→ Problem description: Omit the pictures and return every entry exactly as written.

---------------

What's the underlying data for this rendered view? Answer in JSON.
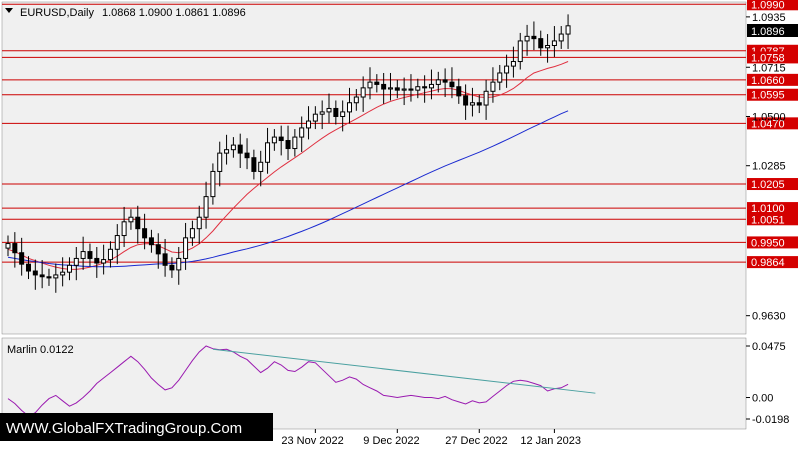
{
  "header": {
    "symbol_label": "EURUSD,Daily",
    "ohlc": "1.0868 1.0900 1.0861 1.0896",
    "current_price": "1.0896"
  },
  "watermark": "WWW.GlobalFXTradingGroup.Com",
  "colors": {
    "background": "#ffffff",
    "plot_bg": "#f0f0f0",
    "level_line": "#cc0000",
    "level_label_bg": "#d40000",
    "ma_fast": "#e03040",
    "ma_slow": "#1a2ad0",
    "osc_line": "#9a1ab0",
    "osc_trend": "#4aa0a0"
  },
  "chart_data": [
    {
      "type": "candlestick",
      "title": "EURUSD,Daily",
      "ylim": [
        0.955,
        1.1
      ],
      "price_axis_ticks": [
        "1.0935",
        "1.0715",
        "1.0500",
        "1.0285",
        "0.9630"
      ],
      "levels": [
        "1.0990",
        "1.0787",
        "1.0758",
        "1.0660",
        "1.0595",
        "1.0470",
        "1.0205",
        "1.0100",
        "1.0051",
        "0.9950",
        "0.9864"
      ],
      "current_price": "1.0896",
      "x_labels": [
        {
          "label": "23 Nov 2022",
          "bar": 45
        },
        {
          "label": "9 Dec 2022",
          "bar": 57
        },
        {
          "label": "27 Dec 2022",
          "bar": 69
        },
        {
          "label": "12 Jan 2023",
          "bar": 80
        }
      ],
      "bars": 83,
      "closes": [
        0.9945,
        0.9905,
        0.9855,
        0.9825,
        0.9808,
        0.98,
        0.9795,
        0.9808,
        0.982,
        0.985,
        0.988,
        0.991,
        0.988,
        0.986,
        0.9875,
        0.992,
        0.998,
        1.004,
        1.006,
        1.001,
        0.997,
        0.994,
        0.99,
        0.985,
        0.983,
        0.988,
        0.997,
        1.001,
        1.006,
        1.015,
        1.026,
        1.034,
        1.0355,
        1.0375,
        1.034,
        1.032,
        1.026,
        1.03,
        1.0385,
        1.041,
        1.0395,
        1.036,
        1.041,
        1.045,
        1.048,
        1.051,
        1.052,
        1.0535,
        1.05,
        1.052,
        1.056,
        1.0585,
        1.0625,
        1.065,
        1.064,
        1.062,
        1.0625,
        1.0615,
        1.062,
        1.0615,
        1.063,
        1.0625,
        1.064,
        1.066,
        1.065,
        1.063,
        1.059,
        1.055,
        1.056,
        1.055,
        1.061,
        1.065,
        1.069,
        1.072,
        1.074,
        1.083,
        1.085,
        1.084,
        1.08,
        1.081,
        1.083,
        1.086,
        1.0896
      ],
      "indicators": [
        {
          "name": "",
          "values": [
            0.992,
            0.991,
            0.9895,
            0.988,
            0.987,
            0.986,
            0.985,
            0.9842,
            0.9836,
            0.9832,
            0.9832,
            0.9836,
            0.9842,
            0.985,
            0.986,
            0.9874,
            0.989,
            0.991,
            0.9928,
            0.994,
            0.9944,
            0.9945,
            0.9935,
            0.9922,
            0.9908,
            0.9905,
            0.9912,
            0.9925,
            0.9944,
            0.997,
            1.0,
            1.0035,
            1.0068,
            1.01,
            1.013,
            1.016,
            1.0186,
            1.021,
            1.0234,
            1.0258,
            1.028,
            1.03,
            1.032,
            1.034,
            1.0362,
            1.0384,
            1.0405,
            1.0425,
            1.0442,
            1.0458,
            1.0474,
            1.049,
            1.0507,
            1.0524,
            1.054,
            1.0554,
            1.0566,
            1.0575,
            1.0583,
            1.059,
            1.0597,
            1.0604,
            1.0611,
            1.0618,
            1.0622,
            1.0621,
            1.0614,
            1.0603,
            1.0594,
            1.0585,
            1.0583,
            1.0585,
            1.0593,
            1.0606,
            1.0622,
            1.0645,
            1.067,
            1.069,
            1.07,
            1.071,
            1.0718,
            1.0728,
            1.074
          ]
        },
        {
          "name": "",
          "values": [
            0.9885,
            0.988,
            0.9875,
            0.987,
            0.9866,
            0.9862,
            0.9858,
            0.9855,
            0.9852,
            0.985,
            0.9848,
            0.9846,
            0.9845,
            0.9844,
            0.9844,
            0.9844,
            0.9845,
            0.9846,
            0.9848,
            0.985,
            0.9852,
            0.9854,
            0.9856,
            0.9857,
            0.9858,
            0.986,
            0.9863,
            0.9867,
            0.9872,
            0.9878,
            0.9885,
            0.9893,
            0.99,
            0.9908,
            0.9915,
            0.9922,
            0.993,
            0.9938,
            0.9947,
            0.9956,
            0.9966,
            0.9976,
            0.9987,
            0.9998,
            1.001,
            1.0022,
            1.0035,
            1.0048,
            1.0062,
            1.0076,
            1.009,
            1.0104,
            1.0118,
            1.0132,
            1.0146,
            1.016,
            1.0174,
            1.0188,
            1.0202,
            1.0216,
            1.023,
            1.0244,
            1.0258,
            1.0271,
            1.0284,
            1.0296,
            1.0308,
            1.032,
            1.0332,
            1.0344,
            1.0357,
            1.037,
            1.0384,
            1.0398,
            1.0412,
            1.0427,
            1.0442,
            1.0456,
            1.047,
            1.0484,
            1.0498,
            1.0512,
            1.0525
          ]
        }
      ]
    },
    {
      "type": "line",
      "title": "Marlin 0.0122",
      "ylim": [
        -0.0198,
        0.0475
      ],
      "y_ticks": [
        "0.0475",
        "0.00",
        "-0.0198"
      ],
      "series": [
        {
          "name": "Marlin",
          "values": [
            -0.001,
            -0.0055,
            -0.012,
            -0.017,
            -0.014,
            -0.007,
            -0.001,
            0.002,
            -0.003,
            -0.008,
            -0.005,
            0.0,
            0.006,
            0.013,
            0.018,
            0.023,
            0.028,
            0.033,
            0.038,
            0.033,
            0.026,
            0.018,
            0.012,
            0.007,
            0.009,
            0.016,
            0.025,
            0.034,
            0.042,
            0.0475,
            0.045,
            0.044,
            0.0445,
            0.042,
            0.038,
            0.035,
            0.029,
            0.023,
            0.027,
            0.033,
            0.03,
            0.025,
            0.024,
            0.028,
            0.033,
            0.032,
            0.026,
            0.02,
            0.014,
            0.016,
            0.019,
            0.017,
            0.012,
            0.009,
            0.006,
            0.002,
            0.001,
            0.0,
            0.001,
            0.002,
            0.001,
            0.0,
            0.0,
            -0.001,
            0.001,
            -0.002,
            -0.004,
            -0.006,
            -0.003,
            -0.005,
            -0.004,
            0.001,
            0.006,
            0.011,
            0.015,
            0.016,
            0.015,
            0.013,
            0.011,
            0.006,
            0.008,
            0.009,
            0.0122
          ]
        },
        {
          "name": "Trend",
          "from": {
            "bar": 30,
            "value": 0.0445
          },
          "to": {
            "bar": 86,
            "value": 0.004
          }
        }
      ]
    }
  ]
}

---------------

→ Exercise answer:
What's the underlying data for this rendered view? Answer in JSON.
{
  "header": {
    "symbol_label": "EURUSD,Daily",
    "ohlc": "1.0868 1.0900 1.0861 1.0896",
    "current_price": "1.0896"
  },
  "watermark": "WWW.GlobalFXTradingGroup.Com",
  "colors": {
    "background": "#ffffff",
    "plot_bg": "#f0f0f0",
    "level_line": "#cc0000",
    "level_label_bg": "#d40000",
    "ma_fast": "#e03040",
    "ma_slow": "#1a2ad0",
    "osc_line": "#9a1ab0",
    "osc_trend": "#4aa0a0"
  },
  "chart_data": [
    {
      "type": "candlestick",
      "title": "EURUSD,Daily",
      "ylim": [
        0.955,
        1.1
      ],
      "price_axis_ticks": [
        "1.0935",
        "1.0715",
        "1.0500",
        "1.0285",
        "0.9630"
      ],
      "levels": [
        "1.0990",
        "1.0787",
        "1.0758",
        "1.0660",
        "1.0595",
        "1.0470",
        "1.0205",
        "1.0100",
        "1.0051",
        "0.9950",
        "0.9864"
      ],
      "current_price": "1.0896",
      "x_labels": [
        {
          "label": "23 Nov 2022",
          "bar": 45
        },
        {
          "label": "9 Dec 2022",
          "bar": 57
        },
        {
          "label": "27 Dec 2022",
          "bar": 69
        },
        {
          "label": "12 Jan 2023",
          "bar": 80
        }
      ],
      "bars": 83,
      "closes": [
        0.9945,
        0.9905,
        0.9855,
        0.9825,
        0.9808,
        0.98,
        0.9795,
        0.9808,
        0.982,
        0.985,
        0.988,
        0.991,
        0.988,
        0.986,
        0.9875,
        0.992,
        0.998,
        1.004,
        1.006,
        1.001,
        0.997,
        0.994,
        0.99,
        0.985,
        0.983,
        0.988,
        0.997,
        1.001,
        1.006,
        1.015,
        1.026,
        1.034,
        1.0355,
        1.0375,
        1.034,
        1.032,
        1.026,
        1.03,
        1.0385,
        1.041,
        1.0395,
        1.036,
        1.041,
        1.045,
        1.048,
        1.051,
        1.052,
        1.0535,
        1.05,
        1.052,
        1.056,
        1.0585,
        1.0625,
        1.065,
        1.064,
        1.062,
        1.0625,
        1.0615,
        1.062,
        1.0615,
        1.063,
        1.0625,
        1.064,
        1.066,
        1.065,
        1.063,
        1.059,
        1.055,
        1.056,
        1.055,
        1.061,
        1.065,
        1.069,
        1.072,
        1.074,
        1.083,
        1.085,
        1.084,
        1.08,
        1.081,
        1.083,
        1.086,
        1.0896
      ],
      "indicators": [
        {
          "name": "",
          "values": [
            0.992,
            0.991,
            0.9895,
            0.988,
            0.987,
            0.986,
            0.985,
            0.9842,
            0.9836,
            0.9832,
            0.9832,
            0.9836,
            0.9842,
            0.985,
            0.986,
            0.9874,
            0.989,
            0.991,
            0.9928,
            0.994,
            0.9944,
            0.9945,
            0.9935,
            0.9922,
            0.9908,
            0.9905,
            0.9912,
            0.9925,
            0.9944,
            0.997,
            1.0,
            1.0035,
            1.0068,
            1.01,
            1.013,
            1.016,
            1.0186,
            1.021,
            1.0234,
            1.0258,
            1.028,
            1.03,
            1.032,
            1.034,
            1.0362,
            1.0384,
            1.0405,
            1.0425,
            1.0442,
            1.0458,
            1.0474,
            1.049,
            1.0507,
            1.0524,
            1.054,
            1.0554,
            1.0566,
            1.0575,
            1.0583,
            1.059,
            1.0597,
            1.0604,
            1.0611,
            1.0618,
            1.0622,
            1.0621,
            1.0614,
            1.0603,
            1.0594,
            1.0585,
            1.0583,
            1.0585,
            1.0593,
            1.0606,
            1.0622,
            1.0645,
            1.067,
            1.069,
            1.07,
            1.071,
            1.0718,
            1.0728,
            1.074
          ]
        },
        {
          "name": "",
          "values": [
            0.9885,
            0.988,
            0.9875,
            0.987,
            0.9866,
            0.9862,
            0.9858,
            0.9855,
            0.9852,
            0.985,
            0.9848,
            0.9846,
            0.9845,
            0.9844,
            0.9844,
            0.9844,
            0.9845,
            0.9846,
            0.9848,
            0.985,
            0.9852,
            0.9854,
            0.9856,
            0.9857,
            0.9858,
            0.986,
            0.9863,
            0.9867,
            0.9872,
            0.9878,
            0.9885,
            0.9893,
            0.99,
            0.9908,
            0.9915,
            0.9922,
            0.993,
            0.9938,
            0.9947,
            0.9956,
            0.9966,
            0.9976,
            0.9987,
            0.9998,
            1.001,
            1.0022,
            1.0035,
            1.0048,
            1.0062,
            1.0076,
            1.009,
            1.0104,
            1.0118,
            1.0132,
            1.0146,
            1.016,
            1.0174,
            1.0188,
            1.0202,
            1.0216,
            1.023,
            1.0244,
            1.0258,
            1.0271,
            1.0284,
            1.0296,
            1.0308,
            1.032,
            1.0332,
            1.0344,
            1.0357,
            1.037,
            1.0384,
            1.0398,
            1.0412,
            1.0427,
            1.0442,
            1.0456,
            1.047,
            1.0484,
            1.0498,
            1.0512,
            1.0525
          ]
        }
      ]
    },
    {
      "type": "line",
      "title": "Marlin 0.0122",
      "ylim": [
        -0.0198,
        0.0475
      ],
      "y_ticks": [
        "0.0475",
        "0.00",
        "-0.0198"
      ],
      "series": [
        {
          "name": "Marlin",
          "values": [
            -0.001,
            -0.0055,
            -0.012,
            -0.017,
            -0.014,
            -0.007,
            -0.001,
            0.002,
            -0.003,
            -0.008,
            -0.005,
            0.0,
            0.006,
            0.013,
            0.018,
            0.023,
            0.028,
            0.033,
            0.038,
            0.033,
            0.026,
            0.018,
            0.012,
            0.007,
            0.009,
            0.016,
            0.025,
            0.034,
            0.042,
            0.0475,
            0.045,
            0.044,
            0.0445,
            0.042,
            0.038,
            0.035,
            0.029,
            0.023,
            0.027,
            0.033,
            0.03,
            0.025,
            0.024,
            0.028,
            0.033,
            0.032,
            0.026,
            0.02,
            0.014,
            0.016,
            0.019,
            0.017,
            0.012,
            0.009,
            0.006,
            0.002,
            0.001,
            0.0,
            0.001,
            0.002,
            0.001,
            0.0,
            0.0,
            -0.001,
            0.001,
            -0.002,
            -0.004,
            -0.006,
            -0.003,
            -0.005,
            -0.004,
            0.001,
            0.006,
            0.011,
            0.015,
            0.016,
            0.015,
            0.013,
            0.011,
            0.006,
            0.008,
            0.009,
            0.0122
          ]
        },
        {
          "name": "Trend",
          "from": {
            "bar": 30,
            "value": 0.0445
          },
          "to": {
            "bar": 86,
            "value": 0.004
          }
        }
      ]
    }
  ]
}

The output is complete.